> [Written exercise] Quote the data below in full, please, without altering anything.

------------------------------------------------------------------------

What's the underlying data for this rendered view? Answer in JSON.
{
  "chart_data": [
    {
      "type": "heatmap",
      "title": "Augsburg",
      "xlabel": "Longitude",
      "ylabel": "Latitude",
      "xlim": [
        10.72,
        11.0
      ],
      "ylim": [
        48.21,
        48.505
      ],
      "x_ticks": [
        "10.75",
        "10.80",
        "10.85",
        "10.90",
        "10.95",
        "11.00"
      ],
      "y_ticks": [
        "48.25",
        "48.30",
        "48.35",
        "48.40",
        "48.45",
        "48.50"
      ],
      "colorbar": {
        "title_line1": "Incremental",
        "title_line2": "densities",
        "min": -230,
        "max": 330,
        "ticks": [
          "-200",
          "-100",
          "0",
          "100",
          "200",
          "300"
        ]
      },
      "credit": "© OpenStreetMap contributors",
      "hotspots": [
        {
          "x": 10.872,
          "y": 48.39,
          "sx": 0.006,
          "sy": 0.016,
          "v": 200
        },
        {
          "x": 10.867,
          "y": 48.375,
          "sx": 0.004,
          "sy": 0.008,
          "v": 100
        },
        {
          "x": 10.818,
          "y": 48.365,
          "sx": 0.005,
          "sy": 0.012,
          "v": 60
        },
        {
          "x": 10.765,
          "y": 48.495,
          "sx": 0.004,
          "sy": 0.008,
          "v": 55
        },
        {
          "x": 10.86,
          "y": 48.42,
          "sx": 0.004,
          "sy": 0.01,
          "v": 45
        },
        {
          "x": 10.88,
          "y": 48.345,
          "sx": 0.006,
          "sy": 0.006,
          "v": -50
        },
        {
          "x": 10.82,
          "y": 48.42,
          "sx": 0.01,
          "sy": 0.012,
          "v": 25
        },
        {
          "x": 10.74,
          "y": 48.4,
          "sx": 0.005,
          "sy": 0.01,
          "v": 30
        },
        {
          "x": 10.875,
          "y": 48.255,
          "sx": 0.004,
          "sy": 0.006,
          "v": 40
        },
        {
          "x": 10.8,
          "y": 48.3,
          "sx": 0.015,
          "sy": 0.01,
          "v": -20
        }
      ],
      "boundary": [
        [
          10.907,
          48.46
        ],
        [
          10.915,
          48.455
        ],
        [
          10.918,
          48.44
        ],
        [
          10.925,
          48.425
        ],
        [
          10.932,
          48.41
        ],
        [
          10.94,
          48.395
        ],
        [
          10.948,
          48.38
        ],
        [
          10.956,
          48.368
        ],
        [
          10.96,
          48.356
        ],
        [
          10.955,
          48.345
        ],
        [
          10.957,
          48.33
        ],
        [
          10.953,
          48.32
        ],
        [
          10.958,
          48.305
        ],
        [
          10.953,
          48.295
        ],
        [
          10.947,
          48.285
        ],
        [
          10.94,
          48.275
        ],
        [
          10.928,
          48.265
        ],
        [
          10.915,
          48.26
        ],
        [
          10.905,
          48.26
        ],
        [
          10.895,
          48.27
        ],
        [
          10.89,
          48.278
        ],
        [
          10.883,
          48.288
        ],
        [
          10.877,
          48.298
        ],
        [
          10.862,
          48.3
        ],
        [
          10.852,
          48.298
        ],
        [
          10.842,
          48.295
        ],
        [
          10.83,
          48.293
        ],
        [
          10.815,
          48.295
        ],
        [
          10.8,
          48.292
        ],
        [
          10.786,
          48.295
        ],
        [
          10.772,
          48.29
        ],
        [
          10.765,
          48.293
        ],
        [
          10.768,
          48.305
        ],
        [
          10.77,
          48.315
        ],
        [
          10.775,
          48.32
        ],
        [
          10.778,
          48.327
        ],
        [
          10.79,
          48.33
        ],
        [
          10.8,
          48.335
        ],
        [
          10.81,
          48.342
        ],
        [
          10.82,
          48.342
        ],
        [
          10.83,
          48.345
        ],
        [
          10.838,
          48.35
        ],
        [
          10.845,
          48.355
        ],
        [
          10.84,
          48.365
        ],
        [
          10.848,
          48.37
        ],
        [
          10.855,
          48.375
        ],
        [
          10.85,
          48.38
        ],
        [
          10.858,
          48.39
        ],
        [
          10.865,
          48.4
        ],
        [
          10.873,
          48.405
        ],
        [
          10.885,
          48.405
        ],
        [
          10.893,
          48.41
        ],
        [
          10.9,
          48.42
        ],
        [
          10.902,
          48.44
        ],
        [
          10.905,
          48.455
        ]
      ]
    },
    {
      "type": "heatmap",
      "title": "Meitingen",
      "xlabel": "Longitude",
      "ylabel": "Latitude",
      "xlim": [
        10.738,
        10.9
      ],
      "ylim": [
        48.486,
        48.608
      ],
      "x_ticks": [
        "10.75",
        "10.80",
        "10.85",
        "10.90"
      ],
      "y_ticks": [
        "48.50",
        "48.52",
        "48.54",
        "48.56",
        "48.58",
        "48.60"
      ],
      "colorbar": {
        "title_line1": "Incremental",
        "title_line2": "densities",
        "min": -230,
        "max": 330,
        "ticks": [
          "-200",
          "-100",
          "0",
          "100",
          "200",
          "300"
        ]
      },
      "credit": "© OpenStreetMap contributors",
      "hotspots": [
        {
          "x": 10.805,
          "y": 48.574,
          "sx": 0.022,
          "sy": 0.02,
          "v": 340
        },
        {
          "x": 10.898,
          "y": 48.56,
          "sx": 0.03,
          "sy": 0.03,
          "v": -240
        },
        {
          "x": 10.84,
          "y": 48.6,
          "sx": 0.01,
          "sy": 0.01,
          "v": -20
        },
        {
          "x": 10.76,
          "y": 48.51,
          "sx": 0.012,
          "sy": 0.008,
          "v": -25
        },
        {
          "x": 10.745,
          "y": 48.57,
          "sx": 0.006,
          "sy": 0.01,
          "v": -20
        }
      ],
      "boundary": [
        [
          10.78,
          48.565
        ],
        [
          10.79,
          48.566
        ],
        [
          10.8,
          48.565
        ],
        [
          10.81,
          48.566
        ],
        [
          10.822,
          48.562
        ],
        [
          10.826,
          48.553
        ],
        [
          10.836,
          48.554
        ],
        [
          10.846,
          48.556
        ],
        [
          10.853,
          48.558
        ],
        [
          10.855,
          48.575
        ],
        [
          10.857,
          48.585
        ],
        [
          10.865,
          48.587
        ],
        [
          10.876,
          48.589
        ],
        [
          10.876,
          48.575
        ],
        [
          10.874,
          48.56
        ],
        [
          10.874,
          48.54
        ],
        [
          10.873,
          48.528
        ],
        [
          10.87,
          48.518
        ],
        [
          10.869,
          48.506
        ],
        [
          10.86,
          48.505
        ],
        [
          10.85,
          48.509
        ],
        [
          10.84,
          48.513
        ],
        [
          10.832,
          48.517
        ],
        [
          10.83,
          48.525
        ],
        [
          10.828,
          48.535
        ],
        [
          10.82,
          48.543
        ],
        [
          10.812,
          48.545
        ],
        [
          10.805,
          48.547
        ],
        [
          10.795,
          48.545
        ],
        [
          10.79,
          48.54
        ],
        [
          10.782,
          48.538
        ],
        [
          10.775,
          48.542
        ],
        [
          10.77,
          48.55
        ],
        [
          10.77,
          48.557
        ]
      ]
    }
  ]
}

------------------------------------------------------------------------

> [Complete answer]
What's the underlying data for this rendered view? Answer in JSON.
{
  "chart_data": [
    {
      "type": "heatmap",
      "title": "Augsburg",
      "xlabel": "Longitude",
      "ylabel": "Latitude",
      "xlim": [
        10.72,
        11.0
      ],
      "ylim": [
        48.21,
        48.505
      ],
      "x_ticks": [
        "10.75",
        "10.80",
        "10.85",
        "10.90",
        "10.95",
        "11.00"
      ],
      "y_ticks": [
        "48.25",
        "48.30",
        "48.35",
        "48.40",
        "48.45",
        "48.50"
      ],
      "colorbar": {
        "title_line1": "Incremental",
        "title_line2": "densities",
        "min": -230,
        "max": 330,
        "ticks": [
          "-200",
          "-100",
          "0",
          "100",
          "200",
          "300"
        ]
      },
      "credit": "© OpenStreetMap contributors",
      "hotspots": [
        {
          "x": 10.872,
          "y": 48.39,
          "sx": 0.006,
          "sy": 0.016,
          "v": 200
        },
        {
          "x": 10.867,
          "y": 48.375,
          "sx": 0.004,
          "sy": 0.008,
          "v": 100
        },
        {
          "x": 10.818,
          "y": 48.365,
          "sx": 0.005,
          "sy": 0.012,
          "v": 60
        },
        {
          "x": 10.765,
          "y": 48.495,
          "sx": 0.004,
          "sy": 0.008,
          "v": 55
        },
        {
          "x": 10.86,
          "y": 48.42,
          "sx": 0.004,
          "sy": 0.01,
          "v": 45
        },
        {
          "x": 10.88,
          "y": 48.345,
          "sx": 0.006,
          "sy": 0.006,
          "v": -50
        },
        {
          "x": 10.82,
          "y": 48.42,
          "sx": 0.01,
          "sy": 0.012,
          "v": 25
        },
        {
          "x": 10.74,
          "y": 48.4,
          "sx": 0.005,
          "sy": 0.01,
          "v": 30
        },
        {
          "x": 10.875,
          "y": 48.255,
          "sx": 0.004,
          "sy": 0.006,
          "v": 40
        },
        {
          "x": 10.8,
          "y": 48.3,
          "sx": 0.015,
          "sy": 0.01,
          "v": -20
        }
      ],
      "boundary": [
        [
          10.907,
          48.46
        ],
        [
          10.915,
          48.455
        ],
        [
          10.918,
          48.44
        ],
        [
          10.925,
          48.425
        ],
        [
          10.932,
          48.41
        ],
        [
          10.94,
          48.395
        ],
        [
          10.948,
          48.38
        ],
        [
          10.956,
          48.368
        ],
        [
          10.96,
          48.356
        ],
        [
          10.955,
          48.345
        ],
        [
          10.957,
          48.33
        ],
        [
          10.953,
          48.32
        ],
        [
          10.958,
          48.305
        ],
        [
          10.953,
          48.295
        ],
        [
          10.947,
          48.285
        ],
        [
          10.94,
          48.275
        ],
        [
          10.928,
          48.265
        ],
        [
          10.915,
          48.26
        ],
        [
          10.905,
          48.26
        ],
        [
          10.895,
          48.27
        ],
        [
          10.89,
          48.278
        ],
        [
          10.883,
          48.288
        ],
        [
          10.877,
          48.298
        ],
        [
          10.862,
          48.3
        ],
        [
          10.852,
          48.298
        ],
        [
          10.842,
          48.295
        ],
        [
          10.83,
          48.293
        ],
        [
          10.815,
          48.295
        ],
        [
          10.8,
          48.292
        ],
        [
          10.786,
          48.295
        ],
        [
          10.772,
          48.29
        ],
        [
          10.765,
          48.293
        ],
        [
          10.768,
          48.305
        ],
        [
          10.77,
          48.315
        ],
        [
          10.775,
          48.32
        ],
        [
          10.778,
          48.327
        ],
        [
          10.79,
          48.33
        ],
        [
          10.8,
          48.335
        ],
        [
          10.81,
          48.342
        ],
        [
          10.82,
          48.342
        ],
        [
          10.83,
          48.345
        ],
        [
          10.838,
          48.35
        ],
        [
          10.845,
          48.355
        ],
        [
          10.84,
          48.365
        ],
        [
          10.848,
          48.37
        ],
        [
          10.855,
          48.375
        ],
        [
          10.85,
          48.38
        ],
        [
          10.858,
          48.39
        ],
        [
          10.865,
          48.4
        ],
        [
          10.873,
          48.405
        ],
        [
          10.885,
          48.405
        ],
        [
          10.893,
          48.41
        ],
        [
          10.9,
          48.42
        ],
        [
          10.902,
          48.44
        ],
        [
          10.905,
          48.455
        ]
      ]
    },
    {
      "type": "heatmap",
      "title": "Meitingen",
      "xlabel": "Longitude",
      "ylabel": "Latitude",
      "xlim": [
        10.738,
        10.9
      ],
      "ylim": [
        48.486,
        48.608
      ],
      "x_ticks": [
        "10.75",
        "10.80",
        "10.85",
        "10.90"
      ],
      "y_ticks": [
        "48.50",
        "48.52",
        "48.54",
        "48.56",
        "48.58",
        "48.60"
      ],
      "colorbar": {
        "title_line1": "Incremental",
        "title_line2": "densities",
        "min": -230,
        "max": 330,
        "ticks": [
          "-200",
          "-100",
          "0",
          "100",
          "200",
          "300"
        ]
      },
      "credit": "© OpenStreetMap contributors",
      "hotspots": [
        {
          "x": 10.805,
          "y": 48.574,
          "sx": 0.022,
          "sy": 0.02,
          "v": 340
        },
        {
          "x": 10.898,
          "y": 48.56,
          "sx": 0.03,
          "sy": 0.03,
          "v": -240
        },
        {
          "x": 10.84,
          "y": 48.6,
          "sx": 0.01,
          "sy": 0.01,
          "v": -20
        },
        {
          "x": 10.76,
          "y": 48.51,
          "sx": 0.012,
          "sy": 0.008,
          "v": -25
        },
        {
          "x": 10.745,
          "y": 48.57,
          "sx": 0.006,
          "sy": 0.01,
          "v": -20
        }
      ],
      "boundary": [
        [
          10.78,
          48.565
        ],
        [
          10.79,
          48.566
        ],
        [
          10.8,
          48.565
        ],
        [
          10.81,
          48.566
        ],
        [
          10.822,
          48.562
        ],
        [
          10.826,
          48.553
        ],
        [
          10.836,
          48.554
        ],
        [
          10.846,
          48.556
        ],
        [
          10.853,
          48.558
        ],
        [
          10.855,
          48.575
        ],
        [
          10.857,
          48.585
        ],
        [
          10.865,
          48.587
        ],
        [
          10.876,
          48.589
        ],
        [
          10.876,
          48.575
        ],
        [
          10.874,
          48.56
        ],
        [
          10.874,
          48.54
        ],
        [
          10.873,
          48.528
        ],
        [
          10.87,
          48.518
        ],
        [
          10.869,
          48.506
        ],
        [
          10.86,
          48.505
        ],
        [
          10.85,
          48.509
        ],
        [
          10.84,
          48.513
        ],
        [
          10.832,
          48.517
        ],
        [
          10.83,
          48.525
        ],
        [
          10.828,
          48.535
        ],
        [
          10.82,
          48.543
        ],
        [
          10.812,
          48.545
        ],
        [
          10.805,
          48.547
        ],
        [
          10.795,
          48.545
        ],
        [
          10.79,
          48.54
        ],
        [
          10.782,
          48.538
        ],
        [
          10.775,
          48.542
        ],
        [
          10.77,
          48.55
        ],
        [
          10.77,
          48.557
        ]
      ]
    }
  ]
}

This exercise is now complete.